___ PROVIDED MATERIAL ___

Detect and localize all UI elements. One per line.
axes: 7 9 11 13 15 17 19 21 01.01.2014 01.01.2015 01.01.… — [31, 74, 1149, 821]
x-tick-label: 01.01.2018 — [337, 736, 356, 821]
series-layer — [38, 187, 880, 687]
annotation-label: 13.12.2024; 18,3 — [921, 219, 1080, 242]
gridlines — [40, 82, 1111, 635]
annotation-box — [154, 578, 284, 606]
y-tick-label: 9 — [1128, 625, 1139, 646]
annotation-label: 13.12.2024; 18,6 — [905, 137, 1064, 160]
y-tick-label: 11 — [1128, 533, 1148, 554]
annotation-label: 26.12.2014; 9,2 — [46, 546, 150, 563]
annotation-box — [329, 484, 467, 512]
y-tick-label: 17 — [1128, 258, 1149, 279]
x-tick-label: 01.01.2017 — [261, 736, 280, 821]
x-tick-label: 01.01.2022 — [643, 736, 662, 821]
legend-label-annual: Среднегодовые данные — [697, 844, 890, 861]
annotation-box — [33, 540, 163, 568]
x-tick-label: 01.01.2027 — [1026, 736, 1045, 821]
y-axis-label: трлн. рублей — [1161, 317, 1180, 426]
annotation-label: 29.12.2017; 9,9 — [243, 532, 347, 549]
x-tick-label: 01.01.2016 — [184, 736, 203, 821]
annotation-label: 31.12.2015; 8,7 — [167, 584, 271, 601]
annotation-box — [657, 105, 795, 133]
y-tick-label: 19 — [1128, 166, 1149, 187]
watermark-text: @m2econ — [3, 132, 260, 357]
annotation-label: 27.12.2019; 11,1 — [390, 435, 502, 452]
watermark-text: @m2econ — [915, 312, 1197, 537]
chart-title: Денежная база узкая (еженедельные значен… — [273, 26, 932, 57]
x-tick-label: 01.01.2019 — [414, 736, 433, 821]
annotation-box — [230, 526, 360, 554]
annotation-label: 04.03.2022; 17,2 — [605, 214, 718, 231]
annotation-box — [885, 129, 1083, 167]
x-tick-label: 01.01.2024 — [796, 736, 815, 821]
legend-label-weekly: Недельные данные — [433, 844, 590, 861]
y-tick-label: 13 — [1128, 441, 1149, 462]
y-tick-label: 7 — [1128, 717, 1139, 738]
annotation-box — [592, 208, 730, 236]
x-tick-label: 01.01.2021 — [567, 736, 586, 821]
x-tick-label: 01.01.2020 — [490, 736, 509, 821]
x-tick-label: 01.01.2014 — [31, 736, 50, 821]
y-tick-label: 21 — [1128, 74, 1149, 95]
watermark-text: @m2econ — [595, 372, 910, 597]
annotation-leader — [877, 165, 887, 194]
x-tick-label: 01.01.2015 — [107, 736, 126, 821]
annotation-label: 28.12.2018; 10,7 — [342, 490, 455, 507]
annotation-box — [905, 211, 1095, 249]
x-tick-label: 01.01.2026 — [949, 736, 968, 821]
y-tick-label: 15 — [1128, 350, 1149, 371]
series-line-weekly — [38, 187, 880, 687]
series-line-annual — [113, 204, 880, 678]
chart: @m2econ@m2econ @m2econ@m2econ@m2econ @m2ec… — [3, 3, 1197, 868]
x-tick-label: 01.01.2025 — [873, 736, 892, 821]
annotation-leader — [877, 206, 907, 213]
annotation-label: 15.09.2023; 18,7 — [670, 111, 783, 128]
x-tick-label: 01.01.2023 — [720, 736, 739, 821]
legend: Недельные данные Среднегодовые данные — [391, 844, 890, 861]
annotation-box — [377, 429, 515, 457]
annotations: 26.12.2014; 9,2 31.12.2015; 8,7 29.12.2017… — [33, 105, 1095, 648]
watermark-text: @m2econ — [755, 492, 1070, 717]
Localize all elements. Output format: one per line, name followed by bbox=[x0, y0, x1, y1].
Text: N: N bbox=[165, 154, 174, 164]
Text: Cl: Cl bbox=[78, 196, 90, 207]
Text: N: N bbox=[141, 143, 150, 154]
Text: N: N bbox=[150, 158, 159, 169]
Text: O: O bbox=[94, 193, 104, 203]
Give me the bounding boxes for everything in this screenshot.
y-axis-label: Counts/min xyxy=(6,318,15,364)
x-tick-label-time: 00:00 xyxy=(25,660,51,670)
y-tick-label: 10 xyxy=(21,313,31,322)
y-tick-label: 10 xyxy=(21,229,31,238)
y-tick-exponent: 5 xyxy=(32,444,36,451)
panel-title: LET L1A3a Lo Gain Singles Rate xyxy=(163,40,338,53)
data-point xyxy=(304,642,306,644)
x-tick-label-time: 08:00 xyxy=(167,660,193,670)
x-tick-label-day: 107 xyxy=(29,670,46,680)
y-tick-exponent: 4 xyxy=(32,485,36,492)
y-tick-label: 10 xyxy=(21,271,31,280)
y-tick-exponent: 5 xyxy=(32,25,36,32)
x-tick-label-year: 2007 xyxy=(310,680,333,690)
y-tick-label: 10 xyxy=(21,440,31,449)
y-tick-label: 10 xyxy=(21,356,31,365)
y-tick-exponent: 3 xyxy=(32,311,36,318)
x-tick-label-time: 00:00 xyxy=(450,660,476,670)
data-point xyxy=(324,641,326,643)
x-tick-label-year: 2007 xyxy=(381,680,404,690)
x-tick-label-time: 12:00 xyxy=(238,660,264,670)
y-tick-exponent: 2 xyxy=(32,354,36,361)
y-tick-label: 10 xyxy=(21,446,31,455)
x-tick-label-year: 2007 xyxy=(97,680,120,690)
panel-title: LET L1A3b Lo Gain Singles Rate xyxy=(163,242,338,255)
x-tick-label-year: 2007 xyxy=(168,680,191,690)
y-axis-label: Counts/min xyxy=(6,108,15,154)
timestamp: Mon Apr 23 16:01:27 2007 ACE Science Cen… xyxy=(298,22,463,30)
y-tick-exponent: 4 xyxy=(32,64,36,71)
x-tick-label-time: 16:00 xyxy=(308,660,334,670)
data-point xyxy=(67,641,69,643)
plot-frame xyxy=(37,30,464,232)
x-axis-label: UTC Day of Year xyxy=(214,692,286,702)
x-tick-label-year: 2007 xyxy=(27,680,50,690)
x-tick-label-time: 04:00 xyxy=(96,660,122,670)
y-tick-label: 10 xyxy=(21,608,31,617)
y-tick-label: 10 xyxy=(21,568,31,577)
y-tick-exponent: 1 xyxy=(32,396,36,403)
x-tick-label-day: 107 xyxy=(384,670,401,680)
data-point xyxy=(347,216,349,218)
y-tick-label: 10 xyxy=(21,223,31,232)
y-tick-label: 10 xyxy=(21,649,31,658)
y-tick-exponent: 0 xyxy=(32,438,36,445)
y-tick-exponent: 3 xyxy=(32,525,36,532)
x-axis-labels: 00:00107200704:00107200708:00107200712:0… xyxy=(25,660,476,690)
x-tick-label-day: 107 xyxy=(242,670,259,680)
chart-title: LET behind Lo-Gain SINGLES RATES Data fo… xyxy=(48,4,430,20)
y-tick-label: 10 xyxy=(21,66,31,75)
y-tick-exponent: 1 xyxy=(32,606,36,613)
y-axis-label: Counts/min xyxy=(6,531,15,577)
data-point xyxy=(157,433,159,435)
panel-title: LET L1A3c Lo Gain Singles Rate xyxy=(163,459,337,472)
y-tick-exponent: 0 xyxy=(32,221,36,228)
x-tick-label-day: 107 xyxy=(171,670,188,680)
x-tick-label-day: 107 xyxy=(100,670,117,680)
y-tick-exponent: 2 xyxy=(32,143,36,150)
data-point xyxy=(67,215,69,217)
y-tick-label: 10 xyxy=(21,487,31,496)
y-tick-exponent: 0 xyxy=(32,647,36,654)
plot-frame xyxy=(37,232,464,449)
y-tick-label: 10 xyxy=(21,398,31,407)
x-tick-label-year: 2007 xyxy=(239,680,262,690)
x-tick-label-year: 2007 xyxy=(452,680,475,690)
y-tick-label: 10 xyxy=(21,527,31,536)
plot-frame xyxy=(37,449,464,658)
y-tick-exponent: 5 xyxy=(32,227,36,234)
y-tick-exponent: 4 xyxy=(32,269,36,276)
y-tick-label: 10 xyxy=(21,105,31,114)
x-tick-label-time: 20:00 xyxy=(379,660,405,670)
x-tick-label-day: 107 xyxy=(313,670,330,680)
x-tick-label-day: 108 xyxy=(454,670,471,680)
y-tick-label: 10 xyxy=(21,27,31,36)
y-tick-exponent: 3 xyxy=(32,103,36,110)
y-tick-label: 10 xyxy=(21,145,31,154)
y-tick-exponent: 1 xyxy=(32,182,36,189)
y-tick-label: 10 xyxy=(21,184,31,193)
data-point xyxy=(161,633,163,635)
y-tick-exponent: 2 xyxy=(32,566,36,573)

___

▶ **WHAT IS REQUIRED**
Reproduce word for word everything from the start of the data down to the line containing "annotation-box — [154, 578, 284, 606]", both ends included.

▶ **WRITTEN REPLY**
Detect and localize all UI elements. One per line.
axes: 7 9 11 13 15 17 19 21 01.01.2014 01.01.2015 01.01.… — [31, 74, 1149, 821]
x-tick-label: 01.01.2018 — [337, 736, 356, 821]
series-layer — [38, 187, 880, 687]
annotation-label: 13.12.2024; 18,3 — [921, 219, 1080, 242]
gridlines — [40, 82, 1111, 635]
annotation-box — [154, 578, 284, 606]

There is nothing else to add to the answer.